"""

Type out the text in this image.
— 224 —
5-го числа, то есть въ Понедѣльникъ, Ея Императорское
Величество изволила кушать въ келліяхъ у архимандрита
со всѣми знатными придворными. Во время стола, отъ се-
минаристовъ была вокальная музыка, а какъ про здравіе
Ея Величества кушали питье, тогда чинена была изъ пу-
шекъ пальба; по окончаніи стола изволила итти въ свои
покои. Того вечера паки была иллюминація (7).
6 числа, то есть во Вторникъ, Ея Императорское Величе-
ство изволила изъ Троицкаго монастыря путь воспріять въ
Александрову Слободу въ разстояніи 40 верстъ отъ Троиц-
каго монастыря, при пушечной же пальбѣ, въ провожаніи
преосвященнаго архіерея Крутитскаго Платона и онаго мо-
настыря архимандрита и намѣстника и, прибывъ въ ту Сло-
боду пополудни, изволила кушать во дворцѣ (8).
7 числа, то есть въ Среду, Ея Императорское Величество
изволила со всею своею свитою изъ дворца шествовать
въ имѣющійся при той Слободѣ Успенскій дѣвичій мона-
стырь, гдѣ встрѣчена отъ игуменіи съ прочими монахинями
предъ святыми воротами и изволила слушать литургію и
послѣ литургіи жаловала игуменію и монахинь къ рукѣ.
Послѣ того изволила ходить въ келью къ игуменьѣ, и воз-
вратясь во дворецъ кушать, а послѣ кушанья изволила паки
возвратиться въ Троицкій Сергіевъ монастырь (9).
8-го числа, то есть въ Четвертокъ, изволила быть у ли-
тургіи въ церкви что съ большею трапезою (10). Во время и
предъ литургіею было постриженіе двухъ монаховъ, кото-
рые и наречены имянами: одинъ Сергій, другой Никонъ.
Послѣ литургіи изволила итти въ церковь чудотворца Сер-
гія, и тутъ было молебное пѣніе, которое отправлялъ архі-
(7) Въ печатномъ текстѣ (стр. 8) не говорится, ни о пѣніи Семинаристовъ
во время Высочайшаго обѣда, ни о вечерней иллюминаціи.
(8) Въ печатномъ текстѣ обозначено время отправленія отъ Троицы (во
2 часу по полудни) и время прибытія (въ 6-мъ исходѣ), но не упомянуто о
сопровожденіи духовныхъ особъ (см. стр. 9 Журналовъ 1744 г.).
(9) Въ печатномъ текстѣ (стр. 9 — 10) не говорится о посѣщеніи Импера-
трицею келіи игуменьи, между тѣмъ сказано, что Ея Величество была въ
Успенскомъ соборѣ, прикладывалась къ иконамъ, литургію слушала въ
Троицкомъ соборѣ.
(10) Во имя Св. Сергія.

"""
"""

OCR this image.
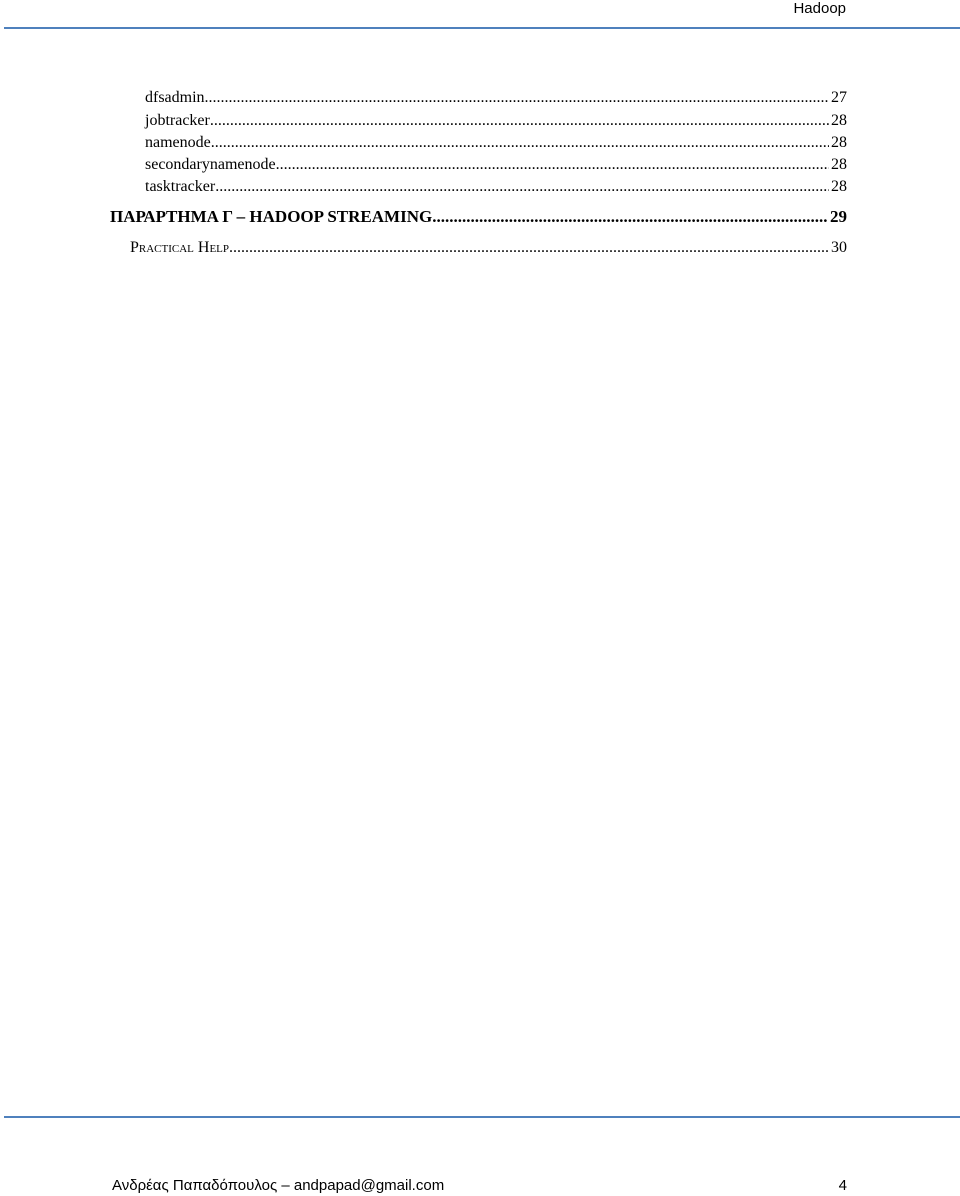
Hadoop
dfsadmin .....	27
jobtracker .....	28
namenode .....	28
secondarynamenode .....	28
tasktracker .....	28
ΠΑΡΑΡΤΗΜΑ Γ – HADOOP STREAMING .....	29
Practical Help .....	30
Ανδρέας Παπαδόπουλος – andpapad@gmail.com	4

"""
"""

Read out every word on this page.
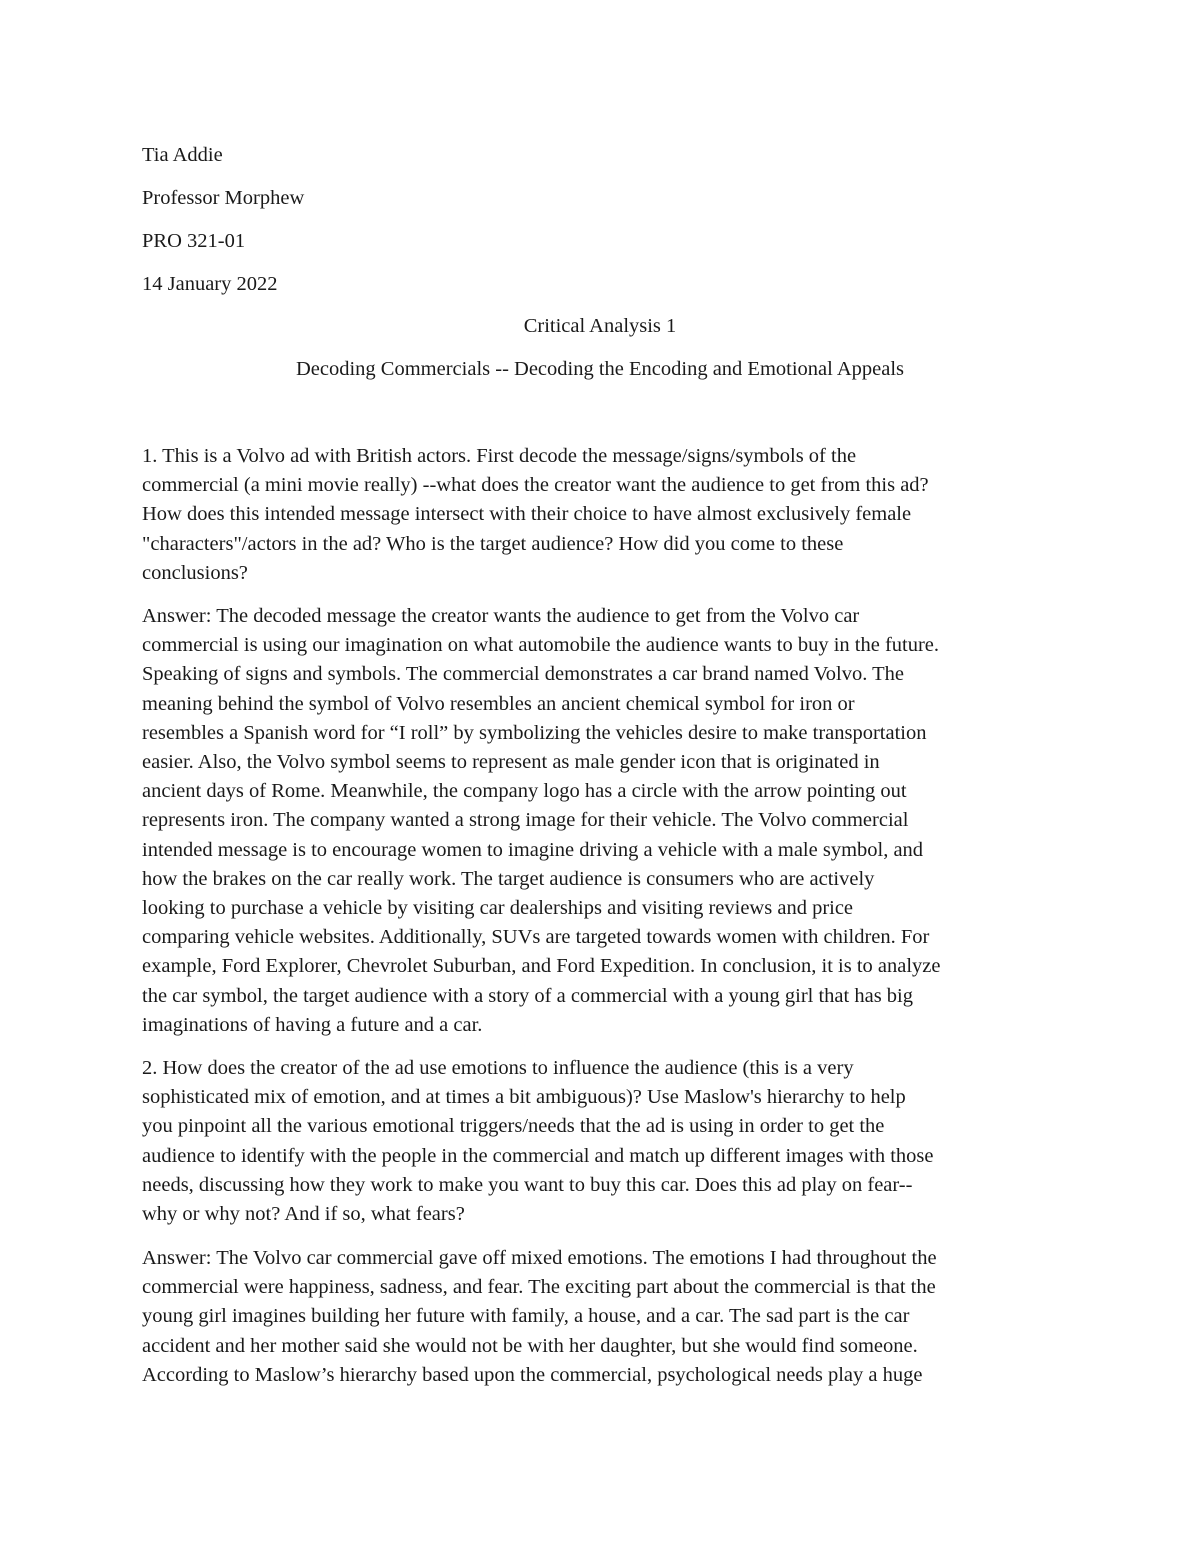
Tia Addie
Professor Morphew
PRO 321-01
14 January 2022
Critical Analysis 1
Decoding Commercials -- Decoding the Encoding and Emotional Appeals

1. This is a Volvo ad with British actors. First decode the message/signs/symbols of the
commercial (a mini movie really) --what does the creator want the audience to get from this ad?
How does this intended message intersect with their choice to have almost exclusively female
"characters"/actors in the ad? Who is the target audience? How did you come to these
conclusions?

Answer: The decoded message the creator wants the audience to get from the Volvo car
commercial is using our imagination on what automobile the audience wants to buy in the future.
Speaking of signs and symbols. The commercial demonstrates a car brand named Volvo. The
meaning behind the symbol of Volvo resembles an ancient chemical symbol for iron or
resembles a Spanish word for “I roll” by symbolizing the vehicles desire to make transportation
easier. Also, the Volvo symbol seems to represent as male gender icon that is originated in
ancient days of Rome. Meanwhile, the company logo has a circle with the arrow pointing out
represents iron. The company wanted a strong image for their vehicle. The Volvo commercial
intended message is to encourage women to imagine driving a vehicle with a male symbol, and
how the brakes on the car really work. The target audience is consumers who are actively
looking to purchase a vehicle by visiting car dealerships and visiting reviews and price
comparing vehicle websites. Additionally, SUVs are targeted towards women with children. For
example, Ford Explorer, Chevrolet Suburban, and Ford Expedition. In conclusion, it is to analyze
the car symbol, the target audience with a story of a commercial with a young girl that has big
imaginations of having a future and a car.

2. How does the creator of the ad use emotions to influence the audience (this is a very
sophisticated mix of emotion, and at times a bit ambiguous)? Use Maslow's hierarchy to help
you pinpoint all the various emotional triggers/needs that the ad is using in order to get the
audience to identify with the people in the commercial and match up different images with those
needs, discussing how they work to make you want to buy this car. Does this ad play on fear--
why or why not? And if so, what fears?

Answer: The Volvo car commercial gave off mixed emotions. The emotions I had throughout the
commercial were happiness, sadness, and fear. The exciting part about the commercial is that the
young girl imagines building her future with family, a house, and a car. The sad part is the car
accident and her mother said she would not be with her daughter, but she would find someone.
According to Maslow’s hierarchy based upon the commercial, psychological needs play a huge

"""

Calculate how many lines of the material include the string "итти", and state that number by itself.

Written answer: 2